» **Direction**
Gather all lines in the entries that include the word "Guinée".
============================================================
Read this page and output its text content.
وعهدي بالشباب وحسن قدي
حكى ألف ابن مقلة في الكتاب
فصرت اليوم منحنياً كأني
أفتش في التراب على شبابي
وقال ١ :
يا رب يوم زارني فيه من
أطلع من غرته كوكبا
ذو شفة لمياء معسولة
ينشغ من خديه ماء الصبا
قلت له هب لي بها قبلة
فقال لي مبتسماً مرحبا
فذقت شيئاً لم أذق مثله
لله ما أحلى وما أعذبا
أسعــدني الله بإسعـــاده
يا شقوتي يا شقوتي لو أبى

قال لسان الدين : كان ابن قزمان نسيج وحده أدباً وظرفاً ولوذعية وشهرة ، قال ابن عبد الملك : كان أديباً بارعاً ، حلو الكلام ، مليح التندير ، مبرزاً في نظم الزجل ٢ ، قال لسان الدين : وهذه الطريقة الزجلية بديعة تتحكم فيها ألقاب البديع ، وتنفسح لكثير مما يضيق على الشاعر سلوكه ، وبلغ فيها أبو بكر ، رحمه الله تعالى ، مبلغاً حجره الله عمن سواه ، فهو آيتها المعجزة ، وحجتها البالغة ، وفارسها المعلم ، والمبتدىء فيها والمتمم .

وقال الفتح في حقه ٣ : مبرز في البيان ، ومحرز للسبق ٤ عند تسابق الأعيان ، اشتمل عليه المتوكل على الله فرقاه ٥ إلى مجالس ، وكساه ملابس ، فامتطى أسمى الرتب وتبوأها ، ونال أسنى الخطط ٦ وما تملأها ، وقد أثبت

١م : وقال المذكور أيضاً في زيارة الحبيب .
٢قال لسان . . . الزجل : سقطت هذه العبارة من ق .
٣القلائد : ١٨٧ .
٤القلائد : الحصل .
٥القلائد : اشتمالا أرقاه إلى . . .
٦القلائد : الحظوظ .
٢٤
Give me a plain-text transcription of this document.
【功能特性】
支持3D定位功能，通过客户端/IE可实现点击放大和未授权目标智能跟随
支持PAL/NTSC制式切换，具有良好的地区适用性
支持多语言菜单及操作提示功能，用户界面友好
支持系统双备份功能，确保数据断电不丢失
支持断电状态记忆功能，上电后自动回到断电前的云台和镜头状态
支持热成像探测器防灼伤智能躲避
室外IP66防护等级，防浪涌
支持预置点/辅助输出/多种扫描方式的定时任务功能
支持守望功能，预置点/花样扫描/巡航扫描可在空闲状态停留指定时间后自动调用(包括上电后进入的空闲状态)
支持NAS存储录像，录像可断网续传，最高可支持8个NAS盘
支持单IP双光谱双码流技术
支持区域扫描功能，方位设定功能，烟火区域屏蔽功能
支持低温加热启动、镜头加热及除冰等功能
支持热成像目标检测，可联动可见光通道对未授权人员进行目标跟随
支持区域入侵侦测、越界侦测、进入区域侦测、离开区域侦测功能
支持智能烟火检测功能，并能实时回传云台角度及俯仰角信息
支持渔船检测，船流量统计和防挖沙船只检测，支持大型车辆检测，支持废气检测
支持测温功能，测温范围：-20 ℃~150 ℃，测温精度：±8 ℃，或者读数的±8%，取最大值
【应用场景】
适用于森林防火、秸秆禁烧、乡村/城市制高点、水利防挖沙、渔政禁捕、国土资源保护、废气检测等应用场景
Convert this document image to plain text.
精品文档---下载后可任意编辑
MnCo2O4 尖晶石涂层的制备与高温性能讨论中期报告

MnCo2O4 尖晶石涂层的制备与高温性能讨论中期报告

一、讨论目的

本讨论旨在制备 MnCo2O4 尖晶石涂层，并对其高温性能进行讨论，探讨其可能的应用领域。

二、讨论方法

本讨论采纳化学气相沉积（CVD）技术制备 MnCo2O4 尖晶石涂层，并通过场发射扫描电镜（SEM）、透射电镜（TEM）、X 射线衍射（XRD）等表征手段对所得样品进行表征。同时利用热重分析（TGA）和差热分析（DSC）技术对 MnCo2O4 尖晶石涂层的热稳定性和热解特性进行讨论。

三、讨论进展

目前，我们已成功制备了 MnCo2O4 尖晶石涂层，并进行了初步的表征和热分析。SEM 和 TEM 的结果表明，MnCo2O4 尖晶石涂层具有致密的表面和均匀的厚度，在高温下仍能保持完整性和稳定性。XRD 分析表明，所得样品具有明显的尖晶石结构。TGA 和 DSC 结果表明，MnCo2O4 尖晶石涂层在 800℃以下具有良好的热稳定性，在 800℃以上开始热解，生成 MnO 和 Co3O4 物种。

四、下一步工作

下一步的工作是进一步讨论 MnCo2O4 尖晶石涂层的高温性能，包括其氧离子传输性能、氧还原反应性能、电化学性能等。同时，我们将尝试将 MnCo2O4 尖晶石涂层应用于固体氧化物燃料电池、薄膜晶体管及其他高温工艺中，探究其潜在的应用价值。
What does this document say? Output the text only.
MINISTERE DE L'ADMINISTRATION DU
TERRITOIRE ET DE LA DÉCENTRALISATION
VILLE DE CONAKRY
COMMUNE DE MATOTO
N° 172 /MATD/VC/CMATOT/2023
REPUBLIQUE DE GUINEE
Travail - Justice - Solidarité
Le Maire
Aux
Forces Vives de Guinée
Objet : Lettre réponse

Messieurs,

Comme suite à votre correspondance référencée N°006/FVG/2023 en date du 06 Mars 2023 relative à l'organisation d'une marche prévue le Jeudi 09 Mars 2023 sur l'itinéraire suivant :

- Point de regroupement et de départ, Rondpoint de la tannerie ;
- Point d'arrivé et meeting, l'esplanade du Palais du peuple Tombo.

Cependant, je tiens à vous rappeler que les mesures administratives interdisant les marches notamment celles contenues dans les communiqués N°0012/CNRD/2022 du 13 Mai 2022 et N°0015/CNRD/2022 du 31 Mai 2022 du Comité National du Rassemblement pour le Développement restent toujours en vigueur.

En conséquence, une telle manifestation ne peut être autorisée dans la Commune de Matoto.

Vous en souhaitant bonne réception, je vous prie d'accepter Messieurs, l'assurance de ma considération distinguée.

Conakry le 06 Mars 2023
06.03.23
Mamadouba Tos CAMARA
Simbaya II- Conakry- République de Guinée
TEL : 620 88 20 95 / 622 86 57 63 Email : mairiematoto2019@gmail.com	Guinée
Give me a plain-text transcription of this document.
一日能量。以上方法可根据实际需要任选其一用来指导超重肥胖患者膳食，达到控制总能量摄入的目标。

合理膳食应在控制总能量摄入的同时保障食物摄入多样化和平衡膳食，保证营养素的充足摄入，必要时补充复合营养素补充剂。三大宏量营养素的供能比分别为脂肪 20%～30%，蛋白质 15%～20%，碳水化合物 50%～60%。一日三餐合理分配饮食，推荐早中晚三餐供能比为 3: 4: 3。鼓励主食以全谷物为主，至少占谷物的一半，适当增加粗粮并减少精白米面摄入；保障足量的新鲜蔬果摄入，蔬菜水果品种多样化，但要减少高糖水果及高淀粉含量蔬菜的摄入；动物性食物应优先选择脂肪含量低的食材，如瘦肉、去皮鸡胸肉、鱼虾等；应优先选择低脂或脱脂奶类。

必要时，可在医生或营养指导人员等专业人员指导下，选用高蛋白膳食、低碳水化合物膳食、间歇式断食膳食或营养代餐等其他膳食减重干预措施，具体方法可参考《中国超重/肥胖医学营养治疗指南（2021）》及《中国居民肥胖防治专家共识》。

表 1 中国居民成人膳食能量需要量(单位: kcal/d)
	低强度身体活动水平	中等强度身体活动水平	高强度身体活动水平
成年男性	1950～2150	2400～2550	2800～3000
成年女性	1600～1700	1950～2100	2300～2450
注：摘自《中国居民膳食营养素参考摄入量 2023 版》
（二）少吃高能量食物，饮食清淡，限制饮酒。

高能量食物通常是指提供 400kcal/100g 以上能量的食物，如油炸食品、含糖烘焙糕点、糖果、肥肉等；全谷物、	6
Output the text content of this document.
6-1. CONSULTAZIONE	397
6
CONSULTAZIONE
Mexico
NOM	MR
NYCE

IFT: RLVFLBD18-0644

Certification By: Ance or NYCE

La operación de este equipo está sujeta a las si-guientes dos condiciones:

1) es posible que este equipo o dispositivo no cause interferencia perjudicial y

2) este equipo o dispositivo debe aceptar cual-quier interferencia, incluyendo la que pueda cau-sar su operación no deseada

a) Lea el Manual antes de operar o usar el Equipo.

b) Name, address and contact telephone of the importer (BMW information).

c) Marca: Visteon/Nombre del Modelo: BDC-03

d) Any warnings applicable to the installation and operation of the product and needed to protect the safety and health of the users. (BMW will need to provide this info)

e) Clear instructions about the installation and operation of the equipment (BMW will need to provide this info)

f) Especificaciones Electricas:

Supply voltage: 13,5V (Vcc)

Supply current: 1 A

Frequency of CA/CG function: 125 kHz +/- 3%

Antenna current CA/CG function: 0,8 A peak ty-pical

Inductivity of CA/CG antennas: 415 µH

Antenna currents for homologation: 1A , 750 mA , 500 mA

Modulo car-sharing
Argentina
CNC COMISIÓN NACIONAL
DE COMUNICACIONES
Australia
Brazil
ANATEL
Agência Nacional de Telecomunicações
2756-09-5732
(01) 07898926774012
============================================================
» **Finished exercise**
Forces Vives de Guinée
Simbaya II- Conakry- République de Guinée
TEL : 620 88 20 95 / 622 86 57 63 Email : mairiematoto2019@gmail.com	Guinée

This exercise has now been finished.